> [What the task asks]
From the listing below, pull each line that includes "Rybniku".

(Saved entries)
▬▬▬

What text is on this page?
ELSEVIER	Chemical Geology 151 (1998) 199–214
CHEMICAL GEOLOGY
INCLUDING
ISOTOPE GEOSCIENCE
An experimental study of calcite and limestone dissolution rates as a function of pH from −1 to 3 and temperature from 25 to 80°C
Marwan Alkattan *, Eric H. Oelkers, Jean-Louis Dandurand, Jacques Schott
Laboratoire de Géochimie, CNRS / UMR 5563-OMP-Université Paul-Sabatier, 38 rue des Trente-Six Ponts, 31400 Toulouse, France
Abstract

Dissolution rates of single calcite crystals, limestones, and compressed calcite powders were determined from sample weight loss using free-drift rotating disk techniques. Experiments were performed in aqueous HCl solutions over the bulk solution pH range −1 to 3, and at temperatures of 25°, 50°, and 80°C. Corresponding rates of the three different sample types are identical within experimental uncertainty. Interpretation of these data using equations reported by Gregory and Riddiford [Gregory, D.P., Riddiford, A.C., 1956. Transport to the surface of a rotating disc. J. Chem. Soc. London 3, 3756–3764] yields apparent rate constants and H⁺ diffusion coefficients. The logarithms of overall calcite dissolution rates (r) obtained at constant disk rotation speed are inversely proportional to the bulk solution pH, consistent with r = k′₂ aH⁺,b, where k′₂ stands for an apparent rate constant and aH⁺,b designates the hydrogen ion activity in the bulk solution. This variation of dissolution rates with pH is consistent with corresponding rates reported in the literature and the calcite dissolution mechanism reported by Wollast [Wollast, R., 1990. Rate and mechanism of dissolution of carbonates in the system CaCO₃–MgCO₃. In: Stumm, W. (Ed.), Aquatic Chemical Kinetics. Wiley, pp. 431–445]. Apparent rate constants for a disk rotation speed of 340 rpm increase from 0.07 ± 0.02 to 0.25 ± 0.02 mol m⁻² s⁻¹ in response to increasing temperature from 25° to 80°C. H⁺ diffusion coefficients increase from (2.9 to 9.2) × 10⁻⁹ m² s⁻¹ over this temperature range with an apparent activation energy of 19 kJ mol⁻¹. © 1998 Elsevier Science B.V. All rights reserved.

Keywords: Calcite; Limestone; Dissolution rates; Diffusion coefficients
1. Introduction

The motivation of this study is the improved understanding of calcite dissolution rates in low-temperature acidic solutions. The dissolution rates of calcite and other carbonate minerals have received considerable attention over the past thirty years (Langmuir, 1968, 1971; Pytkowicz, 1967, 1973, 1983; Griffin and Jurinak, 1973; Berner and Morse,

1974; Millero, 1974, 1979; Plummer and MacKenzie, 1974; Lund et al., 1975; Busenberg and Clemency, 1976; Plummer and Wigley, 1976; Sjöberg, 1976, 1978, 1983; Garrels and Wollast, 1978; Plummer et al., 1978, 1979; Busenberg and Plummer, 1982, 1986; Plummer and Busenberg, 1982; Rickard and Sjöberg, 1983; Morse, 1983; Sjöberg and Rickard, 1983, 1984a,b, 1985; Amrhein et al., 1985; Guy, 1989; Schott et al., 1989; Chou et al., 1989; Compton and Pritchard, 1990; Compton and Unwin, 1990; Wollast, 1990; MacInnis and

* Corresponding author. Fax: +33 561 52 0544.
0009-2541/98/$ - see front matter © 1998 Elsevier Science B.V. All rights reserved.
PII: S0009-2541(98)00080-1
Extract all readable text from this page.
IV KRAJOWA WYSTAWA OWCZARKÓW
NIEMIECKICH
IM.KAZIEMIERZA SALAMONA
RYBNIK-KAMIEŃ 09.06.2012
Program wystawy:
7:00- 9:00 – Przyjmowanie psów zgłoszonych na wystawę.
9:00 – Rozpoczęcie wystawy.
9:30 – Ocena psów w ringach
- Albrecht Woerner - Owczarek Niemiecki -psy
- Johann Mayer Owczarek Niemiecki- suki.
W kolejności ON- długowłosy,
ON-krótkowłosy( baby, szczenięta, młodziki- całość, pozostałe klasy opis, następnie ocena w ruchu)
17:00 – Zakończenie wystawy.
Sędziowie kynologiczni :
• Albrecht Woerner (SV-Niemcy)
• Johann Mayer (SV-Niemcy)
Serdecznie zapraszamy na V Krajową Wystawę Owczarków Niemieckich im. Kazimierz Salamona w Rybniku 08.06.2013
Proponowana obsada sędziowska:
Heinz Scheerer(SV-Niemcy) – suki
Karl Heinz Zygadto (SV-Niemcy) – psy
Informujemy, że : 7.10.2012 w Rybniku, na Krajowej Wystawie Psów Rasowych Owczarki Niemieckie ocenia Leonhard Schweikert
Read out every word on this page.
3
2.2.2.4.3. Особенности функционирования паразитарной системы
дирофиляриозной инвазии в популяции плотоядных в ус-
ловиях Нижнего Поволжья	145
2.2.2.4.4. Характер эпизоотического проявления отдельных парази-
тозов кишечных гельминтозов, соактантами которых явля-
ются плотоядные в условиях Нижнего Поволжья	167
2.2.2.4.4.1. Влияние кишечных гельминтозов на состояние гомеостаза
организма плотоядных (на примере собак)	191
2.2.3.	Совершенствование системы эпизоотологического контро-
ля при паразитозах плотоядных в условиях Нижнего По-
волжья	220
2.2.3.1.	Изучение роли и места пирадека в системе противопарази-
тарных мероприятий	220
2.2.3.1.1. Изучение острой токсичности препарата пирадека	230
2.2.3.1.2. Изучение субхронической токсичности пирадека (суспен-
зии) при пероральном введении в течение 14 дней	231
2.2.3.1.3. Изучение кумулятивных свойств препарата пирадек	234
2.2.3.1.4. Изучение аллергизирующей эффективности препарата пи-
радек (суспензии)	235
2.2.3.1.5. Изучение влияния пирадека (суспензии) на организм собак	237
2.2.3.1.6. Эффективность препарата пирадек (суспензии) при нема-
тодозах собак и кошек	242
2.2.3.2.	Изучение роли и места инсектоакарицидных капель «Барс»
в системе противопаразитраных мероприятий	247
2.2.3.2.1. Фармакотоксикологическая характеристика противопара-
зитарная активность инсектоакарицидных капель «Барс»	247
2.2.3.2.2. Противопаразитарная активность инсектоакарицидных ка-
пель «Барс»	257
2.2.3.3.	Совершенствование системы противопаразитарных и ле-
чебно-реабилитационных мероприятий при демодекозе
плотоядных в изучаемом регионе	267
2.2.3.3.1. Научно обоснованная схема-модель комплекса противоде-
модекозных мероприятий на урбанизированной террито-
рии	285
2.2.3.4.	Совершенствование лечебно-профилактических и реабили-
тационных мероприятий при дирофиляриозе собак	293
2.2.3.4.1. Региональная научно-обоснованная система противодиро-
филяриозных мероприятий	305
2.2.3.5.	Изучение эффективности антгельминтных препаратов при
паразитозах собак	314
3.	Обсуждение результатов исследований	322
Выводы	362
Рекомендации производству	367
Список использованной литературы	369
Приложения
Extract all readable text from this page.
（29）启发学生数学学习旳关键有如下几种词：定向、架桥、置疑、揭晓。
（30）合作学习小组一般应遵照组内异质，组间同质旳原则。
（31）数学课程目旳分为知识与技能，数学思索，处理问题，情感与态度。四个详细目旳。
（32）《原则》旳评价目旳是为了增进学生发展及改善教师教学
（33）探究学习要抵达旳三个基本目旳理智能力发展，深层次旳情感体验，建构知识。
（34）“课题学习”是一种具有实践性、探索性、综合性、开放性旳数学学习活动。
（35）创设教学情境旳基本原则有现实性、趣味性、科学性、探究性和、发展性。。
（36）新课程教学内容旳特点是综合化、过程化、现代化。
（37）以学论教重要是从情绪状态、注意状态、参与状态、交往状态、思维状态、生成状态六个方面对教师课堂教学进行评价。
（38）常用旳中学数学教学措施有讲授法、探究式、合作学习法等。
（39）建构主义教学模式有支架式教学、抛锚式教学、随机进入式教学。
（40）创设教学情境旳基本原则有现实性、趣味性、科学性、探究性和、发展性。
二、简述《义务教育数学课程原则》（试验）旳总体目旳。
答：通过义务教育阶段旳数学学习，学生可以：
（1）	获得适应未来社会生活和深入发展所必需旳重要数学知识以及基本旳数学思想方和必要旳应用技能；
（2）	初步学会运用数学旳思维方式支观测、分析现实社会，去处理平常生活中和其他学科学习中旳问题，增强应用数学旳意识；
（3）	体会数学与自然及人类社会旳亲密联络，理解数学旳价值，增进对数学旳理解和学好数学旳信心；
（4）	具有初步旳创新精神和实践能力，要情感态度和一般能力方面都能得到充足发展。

▬▬▬

> [Solution]
Serdecznie zapraszamy na V Krajową Wystawę Owczarków Niemieckich im. Kazimierz Salamona w Rybniku 08.06.2013
Informujemy, że : 7.10.2012 w Rybniku, na Krajowej Wystawie Psów Rasowych Owczarki Niemieckie ocenia Leonhard Schweikert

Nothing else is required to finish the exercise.